§ **What is being asked**:
Quote the entries word for word. Omit the pictures.

§ **Supplied data**:

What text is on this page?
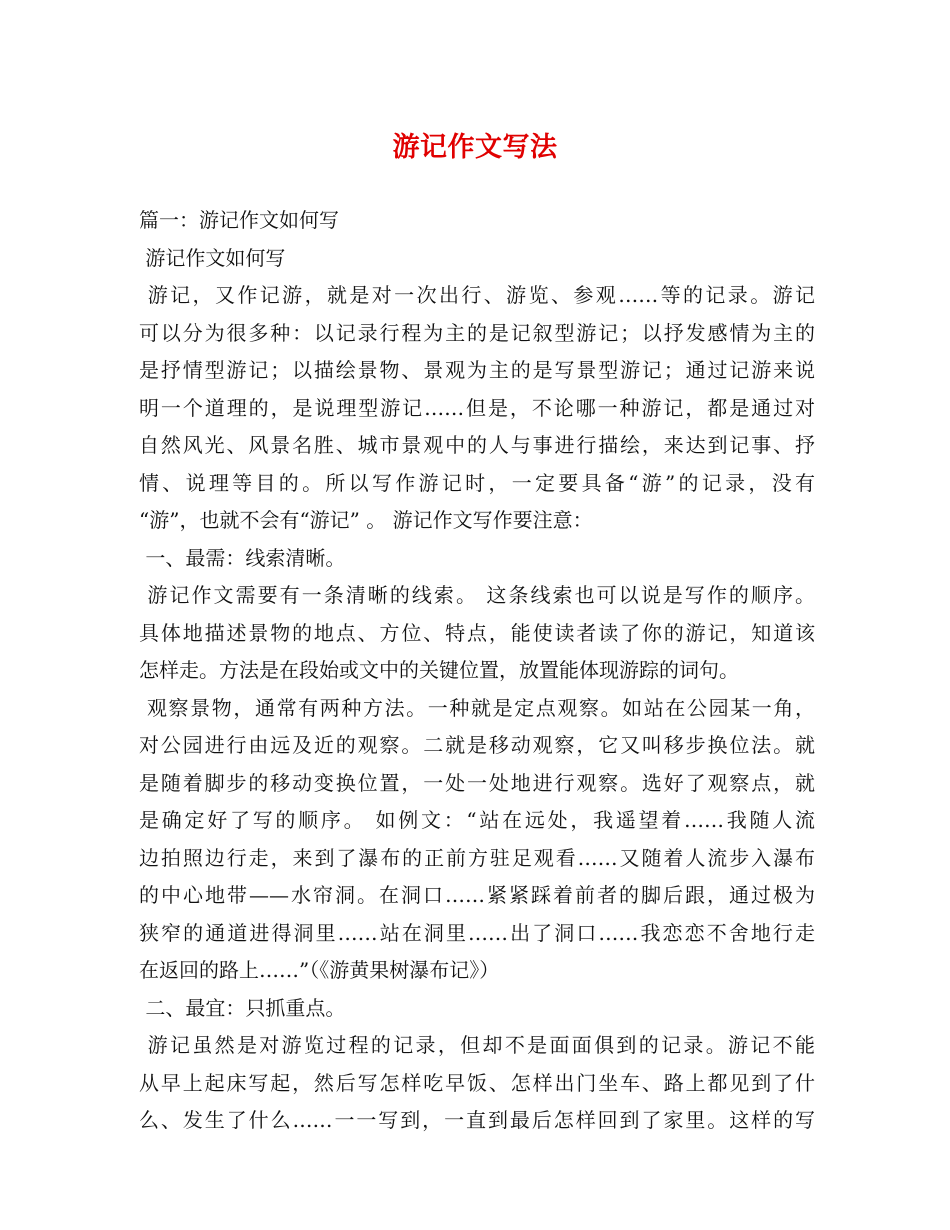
游记作文写法
篇一：游记作文如何写
游记作文如何写
游记，又作记游，就是对一次出行、游览、参观……等的记录。游记
可以分为很多种：以记录行程为主的是记叙型游记；以抒发感情为主的
是抒情型游记；以描绘景物、景观为主的是写景型游记；通过记游来说
明一个道理的，是说理型游记……但是，不论哪一种游记，都是通过对
自然风光、风景名胜、城市景观中的人与事进行描绘，来达到记事、抒
情、说理等目的。所以写作游记时，一定要具备“游”的记录，没有
“游”，也就不会有“游记” 。 游记作文写作要注意：
一、最需：线索清晰。
游记作文需要有一条清晰的线索。 这条线索也可以说是写作的顺序。
具体地描述景物的地点、方位、特点，能使读者读了你的游记，知道该
怎样走。方法是在段始或文中的关键位置，放置能体现游踪的词句。
观察景物，通常有两种方法。一种就是定点观察。如站在公园某一角，
对公园进行由远及近的观察。二就是移动观察，它又叫移步换位法。就
是随着脚步的移动变换位置，一处一处地进行观察。选好了观察点，就
是确定好了写的顺序。 如例文：“站在远处，我遥望着……我随人流
边拍照边行走，来到了瀑布的正前方驻足观看……又随着人流步入瀑布
的中心地带——水帘洞。在洞口……紧紧踩着前者的脚后跟，通过极为
狭窄的通道进得洞里……站在洞里……出了洞口……我恋恋不舍地行走
在返回的路上……”（《游黄果树瀑布记》）
二、最宜：只抓重点。
游记虽然是对游览过程的记录，但却不是面面俱到的记录。游记不能
从早上起床写起，然后写怎样吃早饭、怎样出门坐车、路上都见到了什
么、发生了什么……一一写到，一直到最后怎样回到了家里。这样的写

§ **The result**:
What text is on this page?
游记作文写法
篇一：游记作文如何写
游记作文如何写
游记，又作记游，就是对一次出行、游览、参观……等的记录。游记
可以分为很多种：以记录行程为主的是记叙型游记；以抒发感情为主的
是抒情型游记；以描绘景物、景观为主的是写景型游记；通过记游来说
明一个道理的，是说理型游记……但是，不论哪一种游记，都是通过对
自然风光、风景名胜、城市景观中的人与事进行描绘，来达到记事、抒
情、说理等目的。所以写作游记时，一定要具备“游”的记录，没有
“游”，也就不会有“游记” 。 游记作文写作要注意：
一、最需：线索清晰。
游记作文需要有一条清晰的线索。 这条线索也可以说是写作的顺序。
具体地描述景物的地点、方位、特点，能使读者读了你的游记，知道该
怎样走。方法是在段始或文中的关键位置，放置能体现游踪的词句。
观察景物，通常有两种方法。一种就是定点观察。如站在公园某一角，
对公园进行由远及近的观察。二就是移动观察，它又叫移步换位法。就
是随着脚步的移动变换位置，一处一处地进行观察。选好了观察点，就
是确定好了写的顺序。 如例文：“站在远处，我遥望着……我随人流
边拍照边行走，来到了瀑布的正前方驻足观看……又随着人流步入瀑布
的中心地带——水帘洞。在洞口……紧紧踩着前者的脚后跟，通过极为
狭窄的通道进得洞里……站在洞里……出了洞口……我恋恋不舍地行走
在返回的路上……”（《游黄果树瀑布记》）
二、最宜：只抓重点。
游记虽然是对游览过程的记录，但却不是面面俱到的记录。游记不能
从早上起床写起，然后写怎样吃早饭、怎样出门坐车、路上都见到了什
么、发生了什么……一一写到，一直到最后怎样回到了家里。这样的写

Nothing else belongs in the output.